- _What needs to be done_
Restate each line word for word. Leave out every picture.
========================================
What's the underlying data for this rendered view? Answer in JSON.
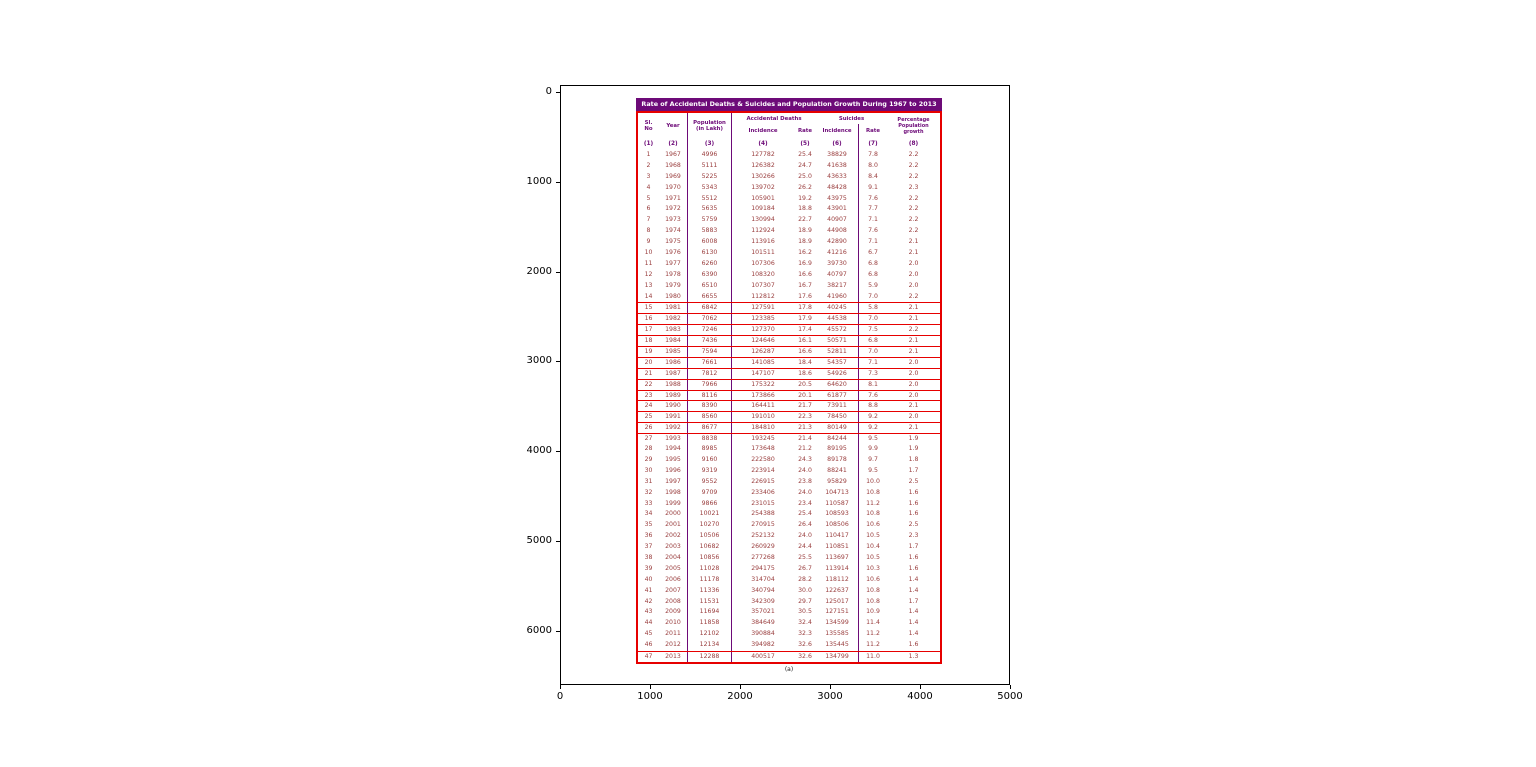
{
  "colors": {
    "purple": "#6d0a78",
    "red": "#e60000",
    "ink": "#9a3e3e",
    "title_text": "#ffffff",
    "axis": "#000000"
  },
  "chart_data": {
    "type": "table",
    "title": "Rate of Accidental Deaths & Suicides and Population Growth During 1967 to 2013",
    "caption": "(a)",
    "header_labels": {
      "sl_no": "Sl.\nNo",
      "year": "Year",
      "population": "Population\n(in Lakh)",
      "accidental_deaths": "Accidental Deaths",
      "suicides": "Suicides",
      "incidence": "Incidence",
      "rate": "Rate",
      "pct_growth": "Percentage\nPopulation\ngrowth"
    },
    "columns": [
      "Sl. No",
      "Year",
      "Population (in Lakh)",
      "Accidental Deaths - Incidence",
      "Accidental Deaths - Rate",
      "Suicides - Incidence",
      "Suicides - Rate",
      "Percentage Population growth"
    ],
    "column_numbers": [
      "(1)",
      "(2)",
      "(3)",
      "(4)",
      "(5)",
      "(6)",
      "(7)",
      "(8)"
    ],
    "rows": [
      [
        1,
        1967,
        4996,
        127782,
        25.4,
        38829,
        7.8,
        2.2
      ],
      [
        2,
        1968,
        5111,
        126382,
        24.7,
        41638,
        8.0,
        2.2
      ],
      [
        3,
        1969,
        5225,
        130266,
        25.0,
        43633,
        8.4,
        2.2
      ],
      [
        4,
        1970,
        5343,
        139702,
        26.2,
        48428,
        9.1,
        2.3
      ],
      [
        5,
        1971,
        5512,
        105901,
        19.2,
        43975,
        7.6,
        2.2
      ],
      [
        6,
        1972,
        5635,
        109184,
        18.8,
        43901,
        7.7,
        2.2
      ],
      [
        7,
        1973,
        5759,
        130994,
        22.7,
        40907,
        7.1,
        2.2
      ],
      [
        8,
        1974,
        5883,
        112924,
        18.9,
        44908,
        7.6,
        2.2
      ],
      [
        9,
        1975,
        6008,
        113916,
        18.9,
        42890,
        7.1,
        2.1
      ],
      [
        10,
        1976,
        6130,
        101511,
        16.2,
        41216,
        6.7,
        2.1
      ],
      [
        11,
        1977,
        6260,
        107306,
        16.9,
        39730,
        6.8,
        2.0
      ],
      [
        12,
        1978,
        6390,
        108320,
        16.6,
        40797,
        6.8,
        2.0
      ],
      [
        13,
        1979,
        6510,
        107307,
        16.7,
        38217,
        5.9,
        2.0
      ],
      [
        14,
        1980,
        6655,
        112812,
        17.6,
        41960,
        7.0,
        2.2
      ],
      [
        15,
        1981,
        6842,
        127591,
        17.8,
        40245,
        5.8,
        2.1
      ],
      [
        16,
        1982,
        7062,
        123385,
        17.9,
        44538,
        7.0,
        2.1
      ],
      [
        17,
        1983,
        7246,
        127370,
        17.4,
        45572,
        7.5,
        2.2
      ],
      [
        18,
        1984,
        7436,
        124646,
        16.1,
        50571,
        6.8,
        2.1
      ],
      [
        19,
        1985,
        7594,
        126287,
        16.6,
        52811,
        7.0,
        2.1
      ],
      [
        20,
        1986,
        7661,
        141085,
        18.4,
        54357,
        7.1,
        2.0
      ],
      [
        21,
        1987,
        7812,
        147107,
        18.6,
        54926,
        7.3,
        2.0
      ],
      [
        22,
        1988,
        7966,
        175322,
        20.5,
        64620,
        8.1,
        2.0
      ],
      [
        23,
        1989,
        8116,
        173866,
        20.1,
        61877,
        7.6,
        2.0
      ],
      [
        24,
        1990,
        8390,
        164411,
        21.7,
        73911,
        8.8,
        2.1
      ],
      [
        25,
        1991,
        8560,
        191010,
        22.3,
        78450,
        9.2,
        2.0
      ],
      [
        26,
        1992,
        8677,
        184810,
        21.3,
        80149,
        9.2,
        2.1
      ],
      [
        27,
        1993,
        8838,
        193245,
        21.4,
        84244,
        9.5,
        1.9
      ],
      [
        28,
        1994,
        8985,
        173648,
        21.2,
        89195,
        9.9,
        1.9
      ],
      [
        29,
        1995,
        9160,
        222580,
        24.3,
        89178,
        9.7,
        1.8
      ],
      [
        30,
        1996,
        9319,
        223914,
        24.0,
        88241,
        9.5,
        1.7
      ],
      [
        31,
        1997,
        9552,
        226915,
        23.8,
        95829,
        10.0,
        2.5
      ],
      [
        32,
        1998,
        9709,
        233406,
        24.0,
        104713,
        10.8,
        1.6
      ],
      [
        33,
        1999,
        9866,
        231015,
        23.4,
        110587,
        11.2,
        1.6
      ],
      [
        34,
        2000,
        10021,
        254388,
        25.4,
        108593,
        10.8,
        1.6
      ],
      [
        35,
        2001,
        10270,
        270915,
        26.4,
        108506,
        10.6,
        2.5
      ],
      [
        36,
        2002,
        10506,
        252132,
        24.0,
        110417,
        10.5,
        2.3
      ],
      [
        37,
        2003,
        10682,
        260929,
        24.4,
        110851,
        10.4,
        1.7
      ],
      [
        38,
        2004,
        10856,
        277268,
        25.5,
        113697,
        10.5,
        1.6
      ],
      [
        39,
        2005,
        11028,
        294175,
        26.7,
        113914,
        10.3,
        1.6
      ],
      [
        40,
        2006,
        11178,
        314704,
        28.2,
        118112,
        10.6,
        1.4
      ],
      [
        41,
        2007,
        11336,
        340794,
        30.0,
        122637,
        10.8,
        1.4
      ],
      [
        42,
        2008,
        11531,
        342309,
        29.7,
        125017,
        10.8,
        1.7
      ],
      [
        43,
        2009,
        11694,
        357021,
        30.5,
        127151,
        10.9,
        1.4
      ],
      [
        44,
        2010,
        11858,
        384649,
        32.4,
        134599,
        11.4,
        1.4
      ],
      [
        45,
        2011,
        12102,
        390884,
        32.3,
        135585,
        11.2,
        1.4
      ],
      [
        46,
        2012,
        12134,
        394982,
        32.6,
        135445,
        11.2,
        1.6
      ],
      [
        47,
        2013,
        12288,
        400517,
        32.6,
        134799,
        11.0,
        1.3
      ]
    ],
    "axes": {
      "x_ticks": [
        0,
        1000,
        2000,
        3000,
        4000,
        5000
      ],
      "y_ticks": [
        0,
        1000,
        2000,
        3000,
        4000,
        5000,
        6000
      ],
      "x_range": [
        0,
        5000
      ],
      "y_range": [
        0,
        6600
      ],
      "grid": false,
      "legend": "none"
    }
  }
}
========================================
- _Solution to this task_
What's the underlying data for this rendered view? Answer in JSON.
{
  "colors": {
    "purple": "#6d0a78",
    "red": "#e60000",
    "ink": "#9a3e3e",
    "title_text": "#ffffff",
    "axis": "#000000"
  },
  "chart_data": {
    "type": "table",
    "title": "Rate of Accidental Deaths & Suicides and Population Growth During 1967 to 2013",
    "caption": "(a)",
    "header_labels": {
      "sl_no": "Sl.\nNo",
      "year": "Year",
      "population": "Population\n(in Lakh)",
      "accidental_deaths": "Accidental Deaths",
      "suicides": "Suicides",
      "incidence": "Incidence",
      "rate": "Rate",
      "pct_growth": "Percentage\nPopulation\ngrowth"
    },
    "columns": [
      "Sl. No",
      "Year",
      "Population (in Lakh)",
      "Accidental Deaths - Incidence",
      "Accidental Deaths - Rate",
      "Suicides - Incidence",
      "Suicides - Rate",
      "Percentage Population growth"
    ],
    "column_numbers": [
      "(1)",
      "(2)",
      "(3)",
      "(4)",
      "(5)",
      "(6)",
      "(7)",
      "(8)"
    ],
    "rows": [
      [
        1,
        1967,
        4996,
        127782,
        25.4,
        38829,
        7.8,
        2.2
      ],
      [
        2,
        1968,
        5111,
        126382,
        24.7,
        41638,
        8.0,
        2.2
      ],
      [
        3,
        1969,
        5225,
        130266,
        25.0,
        43633,
        8.4,
        2.2
      ],
      [
        4,
        1970,
        5343,
        139702,
        26.2,
        48428,
        9.1,
        2.3
      ],
      [
        5,
        1971,
        5512,
        105901,
        19.2,
        43975,
        7.6,
        2.2
      ],
      [
        6,
        1972,
        5635,
        109184,
        18.8,
        43901,
        7.7,
        2.2
      ],
      [
        7,
        1973,
        5759,
        130994,
        22.7,
        40907,
        7.1,
        2.2
      ],
      [
        8,
        1974,
        5883,
        112924,
        18.9,
        44908,
        7.6,
        2.2
      ],
      [
        9,
        1975,
        6008,
        113916,
        18.9,
        42890,
        7.1,
        2.1
      ],
      [
        10,
        1976,
        6130,
        101511,
        16.2,
        41216,
        6.7,
        2.1
      ],
      [
        11,
        1977,
        6260,
        107306,
        16.9,
        39730,
        6.8,
        2.0
      ],
      [
        12,
        1978,
        6390,
        108320,
        16.6,
        40797,
        6.8,
        2.0
      ],
      [
        13,
        1979,
        6510,
        107307,
        16.7,
        38217,
        5.9,
        2.0
      ],
      [
        14,
        1980,
        6655,
        112812,
        17.6,
        41960,
        7.0,
        2.2
      ],
      [
        15,
        1981,
        6842,
        127591,
        17.8,
        40245,
        5.8,
        2.1
      ],
      [
        16,
        1982,
        7062,
        123385,
        17.9,
        44538,
        7.0,
        2.1
      ],
      [
        17,
        1983,
        7246,
        127370,
        17.4,
        45572,
        7.5,
        2.2
      ],
      [
        18,
        1984,
        7436,
        124646,
        16.1,
        50571,
        6.8,
        2.1
      ],
      [
        19,
        1985,
        7594,
        126287,
        16.6,
        52811,
        7.0,
        2.1
      ],
      [
        20,
        1986,
        7661,
        141085,
        18.4,
        54357,
        7.1,
        2.0
      ],
      [
        21,
        1987,
        7812,
        147107,
        18.6,
        54926,
        7.3,
        2.0
      ],
      [
        22,
        1988,
        7966,
        175322,
        20.5,
        64620,
        8.1,
        2.0
      ],
      [
        23,
        1989,
        8116,
        173866,
        20.1,
        61877,
        7.6,
        2.0
      ],
      [
        24,
        1990,
        8390,
        164411,
        21.7,
        73911,
        8.8,
        2.1
      ],
      [
        25,
        1991,
        8560,
        191010,
        22.3,
        78450,
        9.2,
        2.0
      ],
      [
        26,
        1992,
        8677,
        184810,
        21.3,
        80149,
        9.2,
        2.1
      ],
      [
        27,
        1993,
        8838,
        193245,
        21.4,
        84244,
        9.5,
        1.9
      ],
      [
        28,
        1994,
        8985,
        173648,
        21.2,
        89195,
        9.9,
        1.9
      ],
      [
        29,
        1995,
        9160,
        222580,
        24.3,
        89178,
        9.7,
        1.8
      ],
      [
        30,
        1996,
        9319,
        223914,
        24.0,
        88241,
        9.5,
        1.7
      ],
      [
        31,
        1997,
        9552,
        226915,
        23.8,
        95829,
        10.0,
        2.5
      ],
      [
        32,
        1998,
        9709,
        233406,
        24.0,
        104713,
        10.8,
        1.6
      ],
      [
        33,
        1999,
        9866,
        231015,
        23.4,
        110587,
        11.2,
        1.6
      ],
      [
        34,
        2000,
        10021,
        254388,
        25.4,
        108593,
        10.8,
        1.6
      ],
      [
        35,
        2001,
        10270,
        270915,
        26.4,
        108506,
        10.6,
        2.5
      ],
      [
        36,
        2002,
        10506,
        252132,
        24.0,
        110417,
        10.5,
        2.3
      ],
      [
        37,
        2003,
        10682,
        260929,
        24.4,
        110851,
        10.4,
        1.7
      ],
      [
        38,
        2004,
        10856,
        277268,
        25.5,
        113697,
        10.5,
        1.6
      ],
      [
        39,
        2005,
        11028,
        294175,
        26.7,
        113914,
        10.3,
        1.6
      ],
      [
        40,
        2006,
        11178,
        314704,
        28.2,
        118112,
        10.6,
        1.4
      ],
      [
        41,
        2007,
        11336,
        340794,
        30.0,
        122637,
        10.8,
        1.4
      ],
      [
        42,
        2008,
        11531,
        342309,
        29.7,
        125017,
        10.8,
        1.7
      ],
      [
        43,
        2009,
        11694,
        357021,
        30.5,
        127151,
        10.9,
        1.4
      ],
      [
        44,
        2010,
        11858,
        384649,
        32.4,
        134599,
        11.4,
        1.4
      ],
      [
        45,
        2011,
        12102,
        390884,
        32.3,
        135585,
        11.2,
        1.4
      ],
      [
        46,
        2012,
        12134,
        394982,
        32.6,
        135445,
        11.2,
        1.6
      ],
      [
        47,
        2013,
        12288,
        400517,
        32.6,
        134799,
        11.0,
        1.3
      ]
    ],
    "axes": {
      "x_ticks": [
        0,
        1000,
        2000,
        3000,
        4000,
        5000
      ],
      "y_ticks": [
        0,
        1000,
        2000,
        3000,
        4000,
        5000,
        6000
      ],
      "x_range": [
        0,
        5000
      ],
      "y_range": [
        0,
        6600
      ],
      "grid": false,
      "legend": "none"
    }
  }
}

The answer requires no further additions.